Saved entries
--

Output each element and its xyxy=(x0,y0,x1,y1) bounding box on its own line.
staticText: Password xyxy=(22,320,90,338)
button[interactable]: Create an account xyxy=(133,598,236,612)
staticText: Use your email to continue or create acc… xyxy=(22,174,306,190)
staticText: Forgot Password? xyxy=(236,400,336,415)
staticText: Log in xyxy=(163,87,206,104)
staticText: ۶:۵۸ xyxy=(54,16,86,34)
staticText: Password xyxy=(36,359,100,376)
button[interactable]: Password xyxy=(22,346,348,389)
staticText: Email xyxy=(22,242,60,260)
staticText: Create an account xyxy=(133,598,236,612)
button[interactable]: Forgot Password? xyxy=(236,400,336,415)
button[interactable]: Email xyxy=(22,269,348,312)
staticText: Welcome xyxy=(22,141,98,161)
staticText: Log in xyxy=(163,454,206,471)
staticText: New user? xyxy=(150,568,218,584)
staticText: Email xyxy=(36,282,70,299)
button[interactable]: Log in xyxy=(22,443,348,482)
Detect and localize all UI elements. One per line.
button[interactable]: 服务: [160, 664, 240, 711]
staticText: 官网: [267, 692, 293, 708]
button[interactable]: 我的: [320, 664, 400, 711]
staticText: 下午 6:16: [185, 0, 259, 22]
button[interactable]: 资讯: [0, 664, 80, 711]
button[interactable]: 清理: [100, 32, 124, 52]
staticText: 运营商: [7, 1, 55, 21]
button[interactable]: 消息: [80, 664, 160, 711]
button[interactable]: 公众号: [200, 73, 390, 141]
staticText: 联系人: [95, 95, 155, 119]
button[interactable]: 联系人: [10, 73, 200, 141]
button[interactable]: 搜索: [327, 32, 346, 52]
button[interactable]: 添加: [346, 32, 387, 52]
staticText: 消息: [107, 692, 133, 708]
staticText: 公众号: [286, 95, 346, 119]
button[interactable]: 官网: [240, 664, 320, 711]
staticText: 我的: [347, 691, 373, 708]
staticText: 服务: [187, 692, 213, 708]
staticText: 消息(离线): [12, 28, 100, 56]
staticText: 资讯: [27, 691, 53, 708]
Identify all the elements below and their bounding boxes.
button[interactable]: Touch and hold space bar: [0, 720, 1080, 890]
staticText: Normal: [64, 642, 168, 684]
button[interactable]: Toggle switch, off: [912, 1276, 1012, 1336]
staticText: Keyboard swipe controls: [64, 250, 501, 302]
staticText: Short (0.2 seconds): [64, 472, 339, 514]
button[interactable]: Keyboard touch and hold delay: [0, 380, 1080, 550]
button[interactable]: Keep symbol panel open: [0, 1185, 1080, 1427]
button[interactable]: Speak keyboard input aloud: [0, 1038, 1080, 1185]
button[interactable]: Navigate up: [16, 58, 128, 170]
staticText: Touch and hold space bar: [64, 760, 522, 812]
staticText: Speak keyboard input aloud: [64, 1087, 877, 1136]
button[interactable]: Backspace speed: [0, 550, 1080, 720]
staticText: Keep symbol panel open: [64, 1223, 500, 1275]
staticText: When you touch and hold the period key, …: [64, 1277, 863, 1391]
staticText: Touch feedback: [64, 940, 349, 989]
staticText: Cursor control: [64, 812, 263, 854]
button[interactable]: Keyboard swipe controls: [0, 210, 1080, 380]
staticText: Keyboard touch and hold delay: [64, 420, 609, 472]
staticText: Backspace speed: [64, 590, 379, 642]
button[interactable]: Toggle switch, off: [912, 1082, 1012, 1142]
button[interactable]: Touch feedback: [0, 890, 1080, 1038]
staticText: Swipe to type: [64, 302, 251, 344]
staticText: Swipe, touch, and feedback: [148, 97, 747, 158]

--

Copy the lines of the records exactly, beginning with the first line and stopping after the line that contains "button[interactable]: Navigate up: [16, 58, 128, 170]".

**Response:**
Output each element and its xyxy=(x0,y0,x1,y1) bounding box on its own line.
staticText: Password xyxy=(22,320,90,338)
button[interactable]: Create an account xyxy=(133,598,236,612)
staticText: Use your email to continue or create acc… xyxy=(22,174,306,190)
staticText: Forgot Password? xyxy=(236,400,336,415)
staticText: Log in xyxy=(163,87,206,104)
staticText: ۶:۵۸ xyxy=(54,16,86,34)
staticText: Password xyxy=(36,359,100,376)
button[interactable]: Password xyxy=(22,346,348,389)
staticText: Email xyxy=(22,242,60,260)
staticText: Create an account xyxy=(133,598,236,612)
button[interactable]: Forgot Password? xyxy=(236,400,336,415)
button[interactable]: Email xyxy=(22,269,348,312)
staticText: Welcome xyxy=(22,141,98,161)
staticText: Log in xyxy=(163,454,206,471)
staticText: New user? xyxy=(150,568,218,584)
staticText: Email xyxy=(36,282,70,299)
button[interactable]: Log in xyxy=(22,443,348,482)
Detect and localize all UI elements. One per line.
button[interactable]: 服务: [160, 664, 240, 711]
staticText: 官网: [267, 692, 293, 708]
button[interactable]: 我的: [320, 664, 400, 711]
staticText: 下午 6:16: [185, 0, 259, 22]
button[interactable]: 资讯: [0, 664, 80, 711]
button[interactable]: 清理: [100, 32, 124, 52]
staticText: 运营商: [7, 1, 55, 21]
button[interactable]: 消息: [80, 664, 160, 711]
button[interactable]: 公众号: [200, 73, 390, 141]
staticText: 联系人: [95, 95, 155, 119]
button[interactable]: 联系人: [10, 73, 200, 141]
button[interactable]: 搜索: [327, 32, 346, 52]
button[interactable]: 添加: [346, 32, 387, 52]
staticText: 消息: [107, 692, 133, 708]
staticText: 公众号: [286, 95, 346, 119]
button[interactable]: 官网: [240, 664, 320, 711]
staticText: 我的: [347, 691, 373, 708]
staticText: 服务: [187, 692, 213, 708]
staticText: 消息(离线): [12, 28, 100, 56]
staticText: 资讯: [27, 691, 53, 708]
Identify all the elements below and their bounding boxes.
button[interactable]: Touch and hold space bar: [0, 720, 1080, 890]
staticText: Normal: [64, 642, 168, 684]
button[interactable]: Toggle switch, off: [912, 1276, 1012, 1336]
staticText: Keyboard swipe controls: [64, 250, 501, 302]
staticText: Short (0.2 seconds): [64, 472, 339, 514]
button[interactable]: Keyboard touch and hold delay: [0, 380, 1080, 550]
button[interactable]: Keep symbol panel open: [0, 1185, 1080, 1427]
button[interactable]: Speak keyboard input aloud: [0, 1038, 1080, 1185]
button[interactable]: Navigate up: [16, 58, 128, 170]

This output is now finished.